- **Short task**
Print all the data, keeping every line exactly as it is.

- **Records shown**
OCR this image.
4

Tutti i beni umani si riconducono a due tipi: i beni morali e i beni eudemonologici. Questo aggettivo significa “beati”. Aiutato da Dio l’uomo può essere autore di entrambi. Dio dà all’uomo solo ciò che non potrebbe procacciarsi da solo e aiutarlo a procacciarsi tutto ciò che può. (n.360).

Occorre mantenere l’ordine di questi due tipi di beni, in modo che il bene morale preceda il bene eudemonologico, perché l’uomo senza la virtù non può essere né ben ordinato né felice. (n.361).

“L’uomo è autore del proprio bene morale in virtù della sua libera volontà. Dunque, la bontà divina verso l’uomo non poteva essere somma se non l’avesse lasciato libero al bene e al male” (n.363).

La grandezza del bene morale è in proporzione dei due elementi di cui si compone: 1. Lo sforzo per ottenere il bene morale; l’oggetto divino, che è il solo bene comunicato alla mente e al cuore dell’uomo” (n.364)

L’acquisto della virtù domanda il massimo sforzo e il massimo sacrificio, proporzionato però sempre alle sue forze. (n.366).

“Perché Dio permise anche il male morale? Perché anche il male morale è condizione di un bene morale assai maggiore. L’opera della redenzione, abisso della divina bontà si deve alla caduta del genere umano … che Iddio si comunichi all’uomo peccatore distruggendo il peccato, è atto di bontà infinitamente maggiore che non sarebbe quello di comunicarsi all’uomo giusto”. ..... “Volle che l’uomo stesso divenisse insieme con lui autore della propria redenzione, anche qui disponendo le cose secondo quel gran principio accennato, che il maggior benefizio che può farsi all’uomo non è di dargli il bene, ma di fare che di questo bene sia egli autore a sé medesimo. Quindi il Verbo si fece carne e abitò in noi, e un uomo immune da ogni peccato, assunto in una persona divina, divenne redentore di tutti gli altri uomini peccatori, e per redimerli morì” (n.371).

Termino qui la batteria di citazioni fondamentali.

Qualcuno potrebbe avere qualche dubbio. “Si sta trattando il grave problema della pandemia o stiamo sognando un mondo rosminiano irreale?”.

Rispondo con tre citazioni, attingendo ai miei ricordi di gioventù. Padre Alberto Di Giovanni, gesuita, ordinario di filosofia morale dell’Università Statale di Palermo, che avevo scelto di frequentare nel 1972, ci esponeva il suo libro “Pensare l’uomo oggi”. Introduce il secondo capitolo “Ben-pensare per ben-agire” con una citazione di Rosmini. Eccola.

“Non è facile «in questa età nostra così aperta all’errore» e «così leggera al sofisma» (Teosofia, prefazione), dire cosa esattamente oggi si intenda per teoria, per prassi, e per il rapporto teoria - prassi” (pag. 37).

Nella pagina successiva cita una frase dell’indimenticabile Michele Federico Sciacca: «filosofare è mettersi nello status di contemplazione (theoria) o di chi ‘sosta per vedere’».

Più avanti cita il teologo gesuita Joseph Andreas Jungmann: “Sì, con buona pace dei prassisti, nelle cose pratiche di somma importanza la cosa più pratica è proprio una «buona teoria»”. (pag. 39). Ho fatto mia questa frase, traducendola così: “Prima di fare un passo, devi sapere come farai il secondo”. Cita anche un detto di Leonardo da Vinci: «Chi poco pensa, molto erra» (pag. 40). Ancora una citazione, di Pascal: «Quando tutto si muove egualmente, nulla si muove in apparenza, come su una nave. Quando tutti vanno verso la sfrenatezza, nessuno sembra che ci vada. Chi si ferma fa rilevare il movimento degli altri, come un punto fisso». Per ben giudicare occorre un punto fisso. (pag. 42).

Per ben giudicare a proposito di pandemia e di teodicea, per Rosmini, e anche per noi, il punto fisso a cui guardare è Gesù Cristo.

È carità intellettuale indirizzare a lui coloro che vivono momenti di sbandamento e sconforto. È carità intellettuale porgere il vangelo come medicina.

- **Problem solution**
OCR this image.
4

Tutti i beni umani si riconducono a due tipi: i beni morali e i beni eudemonologici. Questo aggettivo significa “beati”. Aiutato da Dio l’uomo può essere autore di entrambi. Dio dà all’uomo solo ciò che non potrebbe procacciarsi da solo e aiutarlo a procacciarsi tutto ciò che può. (n.360).

Occorre mantenere l’ordine di questi due tipi di beni, in modo che il bene morale preceda il bene eudemonologico, perché l’uomo senza la virtù non può essere né ben ordinato né felice. (n.361).

“L’uomo è autore del proprio bene morale in virtù della sua libera volontà. Dunque, la bontà divina verso l’uomo non poteva essere somma se non l’avesse lasciato libero al bene e al male” (n.363).

La grandezza del bene morale è in proporzione dei due elementi di cui si compone: 1. Lo sforzo per ottenere il bene morale; l’oggetto divino, che è il solo bene comunicato alla mente e al cuore dell’uomo” (n.364)

L’acquisto della virtù domanda il massimo sforzo e il massimo sacrificio, proporzionato però sempre alle sue forze. (n.366).

“Perché Dio permise anche il male morale? Perché anche il male morale è condizione di un bene morale assai maggiore. L’opera della redenzione, abisso della divina bontà si deve alla caduta del genere umano … che Iddio si comunichi all’uomo peccatore distruggendo il peccato, è atto di bontà infinitamente maggiore che non sarebbe quello di comunicarsi all’uomo giusto”. ..... “Volle che l’uomo stesso divenisse insieme con lui autore della propria redenzione, anche qui disponendo le cose secondo quel gran principio accennato, che il maggior benefizio che può farsi all’uomo non è di dargli il bene, ma di fare che di questo bene sia egli autore a sé medesimo. Quindi il Verbo si fece carne e abitò in noi, e un uomo immune da ogni peccato, assunto in una persona divina, divenne redentore di tutti gli altri uomini peccatori, e per redimerli morì” (n.371).

Termino qui la batteria di citazioni fondamentali.

Qualcuno potrebbe avere qualche dubbio. “Si sta trattando il grave problema della pandemia o stiamo sognando un mondo rosminiano irreale?”.

Rispondo con tre citazioni, attingendo ai miei ricordi di gioventù. Padre Alberto Di Giovanni, gesuita, ordinario di filosofia morale dell’Università Statale di Palermo, che avevo scelto di frequentare nel 1972, ci esponeva il suo libro “Pensare l’uomo oggi”. Introduce il secondo capitolo “Ben-pensare per ben-agire” con una citazione di Rosmini. Eccola.

“Non è facile «in questa età nostra così aperta all’errore» e «così leggera al sofisma» (Teosofia, prefazione), dire cosa esattamente oggi si intenda per teoria, per prassi, e per il rapporto teoria - prassi” (pag. 37).

Nella pagina successiva cita una frase dell’indimenticabile Michele Federico Sciacca: «filosofare è mettersi nello status di contemplazione (theoria) o di chi ‘sosta per vedere’».

Più avanti cita il teologo gesuita Joseph Andreas Jungmann: “Sì, con buona pace dei prassisti, nelle cose pratiche di somma importanza la cosa più pratica è proprio una «buona teoria»”. (pag. 39). Ho fatto mia questa frase, traducendola così: “Prima di fare un passo, devi sapere come farai il secondo”. Cita anche un detto di Leonardo da Vinci: «Chi poco pensa, molto erra» (pag. 40). Ancora una citazione, di Pascal: «Quando tutto si muove egualmente, nulla si muove in apparenza, come su una nave. Quando tutti vanno verso la sfrenatezza, nessuno sembra che ci vada. Chi si ferma fa rilevare il movimento degli altri, come un punto fisso». Per ben giudicare occorre un punto fisso. (pag. 42).

Per ben giudicare a proposito di pandemia e di teodicea, per Rosmini, e anche per noi, il punto fisso a cui guardare è Gesù Cristo.

È carità intellettuale indirizzare a lui coloro che vivono momenti di sbandamento e sconforto. È carità intellettuale porgere il vangelo come medicina.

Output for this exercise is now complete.